◆ **EXERCISE OBJECTIVE**
Could you filter the records below and keep only the lines with the word "cells"?

+++ EXERCISE DATA +++

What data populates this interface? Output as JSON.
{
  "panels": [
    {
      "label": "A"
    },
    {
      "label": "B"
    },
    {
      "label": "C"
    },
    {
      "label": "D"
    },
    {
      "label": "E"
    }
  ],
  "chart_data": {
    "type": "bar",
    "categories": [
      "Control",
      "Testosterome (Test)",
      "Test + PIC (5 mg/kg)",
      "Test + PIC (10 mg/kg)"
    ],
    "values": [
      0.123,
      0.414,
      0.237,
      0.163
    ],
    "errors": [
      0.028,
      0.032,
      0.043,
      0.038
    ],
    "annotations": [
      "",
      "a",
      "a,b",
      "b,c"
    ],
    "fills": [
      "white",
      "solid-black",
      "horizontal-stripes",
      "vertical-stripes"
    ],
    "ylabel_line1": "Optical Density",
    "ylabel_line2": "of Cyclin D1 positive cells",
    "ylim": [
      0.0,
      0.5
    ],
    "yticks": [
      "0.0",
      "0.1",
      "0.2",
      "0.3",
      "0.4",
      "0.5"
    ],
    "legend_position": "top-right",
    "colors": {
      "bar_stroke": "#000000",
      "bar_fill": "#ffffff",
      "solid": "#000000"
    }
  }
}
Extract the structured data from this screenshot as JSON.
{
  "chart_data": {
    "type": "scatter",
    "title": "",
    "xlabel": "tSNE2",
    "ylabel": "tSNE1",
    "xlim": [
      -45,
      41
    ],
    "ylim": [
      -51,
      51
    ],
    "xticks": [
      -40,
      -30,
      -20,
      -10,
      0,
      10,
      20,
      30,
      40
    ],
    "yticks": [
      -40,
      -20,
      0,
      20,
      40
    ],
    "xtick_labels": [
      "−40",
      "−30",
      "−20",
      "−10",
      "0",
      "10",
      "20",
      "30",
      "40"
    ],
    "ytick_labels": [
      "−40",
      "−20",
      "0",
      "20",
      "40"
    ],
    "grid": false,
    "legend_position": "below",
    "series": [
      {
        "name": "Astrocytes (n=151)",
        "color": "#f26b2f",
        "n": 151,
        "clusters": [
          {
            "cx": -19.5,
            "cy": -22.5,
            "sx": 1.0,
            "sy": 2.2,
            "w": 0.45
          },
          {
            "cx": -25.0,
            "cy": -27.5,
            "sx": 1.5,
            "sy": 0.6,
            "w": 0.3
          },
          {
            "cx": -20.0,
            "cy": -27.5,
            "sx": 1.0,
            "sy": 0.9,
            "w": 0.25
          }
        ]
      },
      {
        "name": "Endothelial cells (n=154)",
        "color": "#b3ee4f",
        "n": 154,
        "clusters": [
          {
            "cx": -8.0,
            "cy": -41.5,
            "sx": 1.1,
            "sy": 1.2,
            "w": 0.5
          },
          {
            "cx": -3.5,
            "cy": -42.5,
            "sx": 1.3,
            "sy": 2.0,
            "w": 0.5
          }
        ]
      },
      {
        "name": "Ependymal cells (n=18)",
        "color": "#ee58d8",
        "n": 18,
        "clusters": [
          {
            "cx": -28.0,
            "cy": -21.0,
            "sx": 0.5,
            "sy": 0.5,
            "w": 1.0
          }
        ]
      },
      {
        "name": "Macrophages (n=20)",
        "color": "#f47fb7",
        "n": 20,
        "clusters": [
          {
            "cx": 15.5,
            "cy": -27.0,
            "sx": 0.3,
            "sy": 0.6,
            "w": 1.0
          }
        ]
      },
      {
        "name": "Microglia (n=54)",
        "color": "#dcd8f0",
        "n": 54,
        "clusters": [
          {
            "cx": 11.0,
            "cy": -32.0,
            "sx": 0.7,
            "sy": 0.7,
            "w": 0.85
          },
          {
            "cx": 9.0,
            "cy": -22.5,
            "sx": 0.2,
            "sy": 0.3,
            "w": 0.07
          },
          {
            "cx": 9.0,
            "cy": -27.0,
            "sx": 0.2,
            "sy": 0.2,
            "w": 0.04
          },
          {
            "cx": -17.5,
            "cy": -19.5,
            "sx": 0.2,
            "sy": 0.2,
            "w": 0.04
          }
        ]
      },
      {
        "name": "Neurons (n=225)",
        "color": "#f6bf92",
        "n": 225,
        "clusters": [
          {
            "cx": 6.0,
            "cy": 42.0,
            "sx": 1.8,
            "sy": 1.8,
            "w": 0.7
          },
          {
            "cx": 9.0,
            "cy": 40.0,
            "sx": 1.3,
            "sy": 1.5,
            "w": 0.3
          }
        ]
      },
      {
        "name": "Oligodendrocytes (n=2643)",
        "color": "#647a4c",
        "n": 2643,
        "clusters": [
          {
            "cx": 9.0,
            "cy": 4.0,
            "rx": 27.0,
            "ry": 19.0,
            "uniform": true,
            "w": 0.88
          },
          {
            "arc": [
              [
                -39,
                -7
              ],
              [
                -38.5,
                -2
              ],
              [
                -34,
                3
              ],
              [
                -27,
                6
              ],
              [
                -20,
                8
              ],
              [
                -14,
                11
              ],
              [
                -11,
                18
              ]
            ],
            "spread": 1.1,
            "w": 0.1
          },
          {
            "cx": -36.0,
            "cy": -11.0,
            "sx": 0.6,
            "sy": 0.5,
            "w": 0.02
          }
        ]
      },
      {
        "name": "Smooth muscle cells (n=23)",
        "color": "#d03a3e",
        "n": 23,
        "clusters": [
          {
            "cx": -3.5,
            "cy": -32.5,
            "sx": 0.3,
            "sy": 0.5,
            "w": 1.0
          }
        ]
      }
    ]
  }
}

+++

◆ **THE ANSWER**
    "ylabel_line2": "of Cyclin D1 positive cells",
        "name": "Endothelial cells (n=154)",
        "name": "Ependymal cells (n=18)",
        "name": "Smooth muscle cells (n=23)",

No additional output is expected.